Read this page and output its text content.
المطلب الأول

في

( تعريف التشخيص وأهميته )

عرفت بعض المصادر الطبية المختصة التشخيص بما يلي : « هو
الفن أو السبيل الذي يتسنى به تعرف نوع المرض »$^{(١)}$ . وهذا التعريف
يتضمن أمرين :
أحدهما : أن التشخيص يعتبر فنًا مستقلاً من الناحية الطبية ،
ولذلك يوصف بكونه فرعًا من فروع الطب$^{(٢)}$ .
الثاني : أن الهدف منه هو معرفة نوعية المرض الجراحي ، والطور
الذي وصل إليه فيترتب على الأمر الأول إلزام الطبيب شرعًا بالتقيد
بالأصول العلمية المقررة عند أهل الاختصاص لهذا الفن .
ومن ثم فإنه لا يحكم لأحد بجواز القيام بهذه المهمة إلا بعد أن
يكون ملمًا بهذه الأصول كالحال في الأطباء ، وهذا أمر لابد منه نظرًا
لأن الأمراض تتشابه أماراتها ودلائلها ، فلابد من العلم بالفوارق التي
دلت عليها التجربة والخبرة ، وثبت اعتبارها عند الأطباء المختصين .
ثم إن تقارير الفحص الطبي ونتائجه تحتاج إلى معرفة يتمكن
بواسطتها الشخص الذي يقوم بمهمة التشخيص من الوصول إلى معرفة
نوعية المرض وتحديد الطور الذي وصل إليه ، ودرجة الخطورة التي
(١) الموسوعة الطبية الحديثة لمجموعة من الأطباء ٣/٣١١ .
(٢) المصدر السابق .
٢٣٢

════════════════

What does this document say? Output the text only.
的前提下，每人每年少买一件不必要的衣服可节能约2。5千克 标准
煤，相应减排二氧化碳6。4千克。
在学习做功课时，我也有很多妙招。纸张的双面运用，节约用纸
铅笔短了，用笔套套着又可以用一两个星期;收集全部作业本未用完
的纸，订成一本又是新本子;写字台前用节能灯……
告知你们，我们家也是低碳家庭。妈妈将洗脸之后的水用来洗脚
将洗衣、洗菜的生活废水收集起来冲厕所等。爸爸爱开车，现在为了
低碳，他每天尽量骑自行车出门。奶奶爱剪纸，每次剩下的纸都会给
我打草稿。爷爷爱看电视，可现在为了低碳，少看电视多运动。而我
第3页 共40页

════════════════

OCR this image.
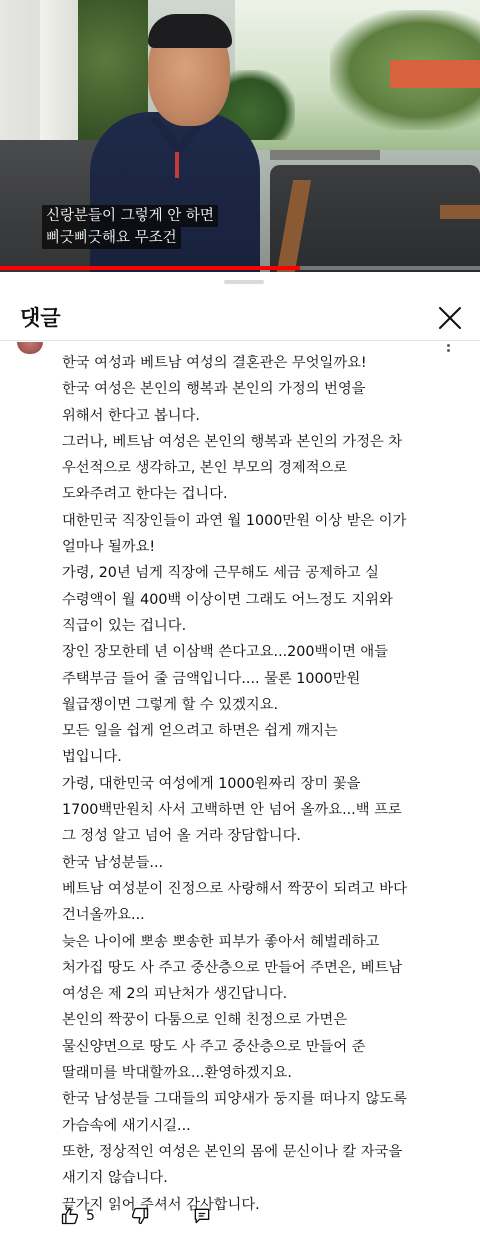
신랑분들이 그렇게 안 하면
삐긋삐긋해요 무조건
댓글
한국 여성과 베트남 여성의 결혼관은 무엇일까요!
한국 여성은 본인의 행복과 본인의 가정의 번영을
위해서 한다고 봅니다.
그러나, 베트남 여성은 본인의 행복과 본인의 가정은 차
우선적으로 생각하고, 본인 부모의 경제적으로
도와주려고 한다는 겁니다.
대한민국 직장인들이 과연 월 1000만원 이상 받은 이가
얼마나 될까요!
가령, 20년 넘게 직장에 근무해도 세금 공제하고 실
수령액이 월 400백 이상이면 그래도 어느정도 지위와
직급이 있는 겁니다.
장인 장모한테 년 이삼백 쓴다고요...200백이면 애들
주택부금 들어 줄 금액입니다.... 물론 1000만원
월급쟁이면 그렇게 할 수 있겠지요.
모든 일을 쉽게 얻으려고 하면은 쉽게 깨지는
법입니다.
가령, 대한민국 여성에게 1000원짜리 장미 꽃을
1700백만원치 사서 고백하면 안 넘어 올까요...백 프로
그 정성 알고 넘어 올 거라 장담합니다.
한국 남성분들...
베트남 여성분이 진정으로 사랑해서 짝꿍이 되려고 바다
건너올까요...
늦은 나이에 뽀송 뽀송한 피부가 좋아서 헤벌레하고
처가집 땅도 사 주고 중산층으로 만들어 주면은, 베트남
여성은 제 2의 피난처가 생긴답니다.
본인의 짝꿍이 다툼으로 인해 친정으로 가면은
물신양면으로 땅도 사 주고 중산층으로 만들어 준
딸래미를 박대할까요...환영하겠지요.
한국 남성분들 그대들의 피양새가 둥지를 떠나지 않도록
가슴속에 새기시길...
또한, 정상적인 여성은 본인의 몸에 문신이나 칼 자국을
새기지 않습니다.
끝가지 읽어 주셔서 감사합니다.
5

════════════════

[Exercise aim] Copy out each line of the data where the string "this" appears.

[Output below]
Read this page and output its text content.
What does this document say? Output the text only.
OCR this image.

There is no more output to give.